>> Start Selected passage

Student Information Systems remain a wide-open, if highly fragmented market.

From the October 22 issue of K-12Leads and Youth Services Markets Report.

Announcement: Student Information System Due November 21 (Oct 17), Stockton Unified School District, California

Their Description: Stockton Unified School District is asking for proposals to provide an integrated enterprise Student Information System.... as conceptualized in Figure 1. SUSD’s primary goal... is... a system... for the next seven to ten years (and).... a vendor partner who will grow with the district’s needs.... The proposed... System must include....

• Student enrollment, student entry and withdrawal, daily and period-by-period attendance accounting including Average Daily Attendance (ADA), student grading and grade reporting, student discipline, student testing and assessment, student scheduling, special education, student health, and district, state (CDE), and federal compliance regulations and report generation.

>> End Selected passage

Requests:
1) In the Stockton Unified student information system announcement, when are proposals due?
2) Go on writing the Stockton Unified student information system announcement from the point where it ends.
You won't need the listing for anything here.

>> Start Dataset section

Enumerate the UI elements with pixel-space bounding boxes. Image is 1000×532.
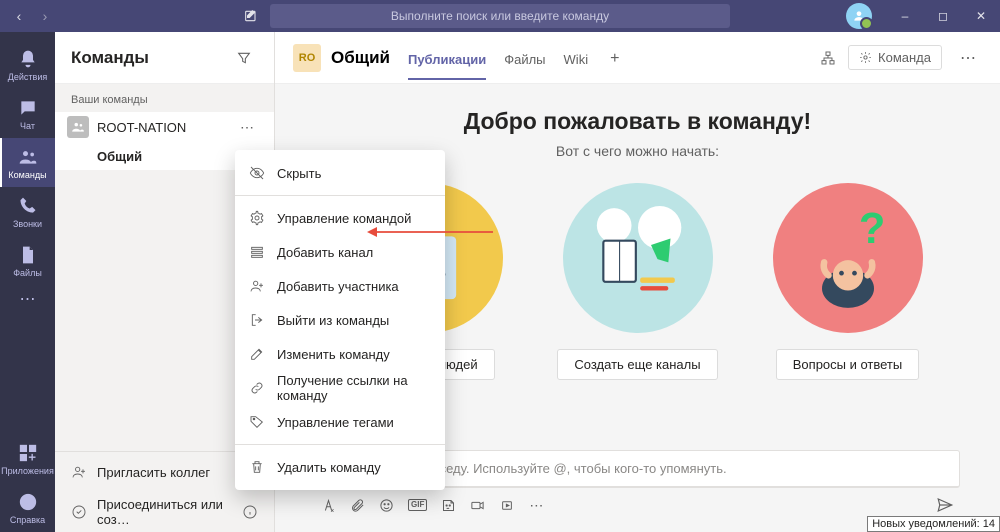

>> End Dataset section

Responses in order:
1) November 21

2)
• [Interface] with.... a library management system, student transportation system, district calling system, testing/assessment system, and the SUSD human resources system as well as the California Department of Education CSIS.... (SUSD) currently maintains its student information using... SASI xp by Pearson School Systems.... Additional... information... is maintained by multiple data systems.... managed in both electronic and paper formats with records located in centralized databases as well as... departments. The K-8 schools use SASI xp... and Data Director.... Special Education students are managed by... GoalView by Learning Tools International.... [H]gh schools use SASI xp...

• [A] complete system consisting of software, hardware, installation, software customization, training, and software support, including all standard SUSD, CDE, and federal reports.... All legacy and historic student data will be converted to the new SIS system by the software vendor...

SUSD is seeking a single supplier...

My Thoughts: Without an “integrated student information system,” it will be very hard for any district to leave no child behind (or, for recent edbizbuzz readers, even 20 percent). Each of our nearly 15,000 school districts will eventually “make or buy” one. As this RFP suggests, the phrase remains an oxymoron rather than a description of reality on the ground, and so a worthy market. (See also DeKalb County, Georgia, and other districts across the country.)

I last looked seriously at the supply side of student information services in 2003, courtesy of work done for New American Schools by the Parthenon Group. At the time, the market was highly fragmented. Perhaps six providers trying to do it all, sharing well under half the total revenues, and hundreds of local, state and regional providers doing bits and pieces of the rest.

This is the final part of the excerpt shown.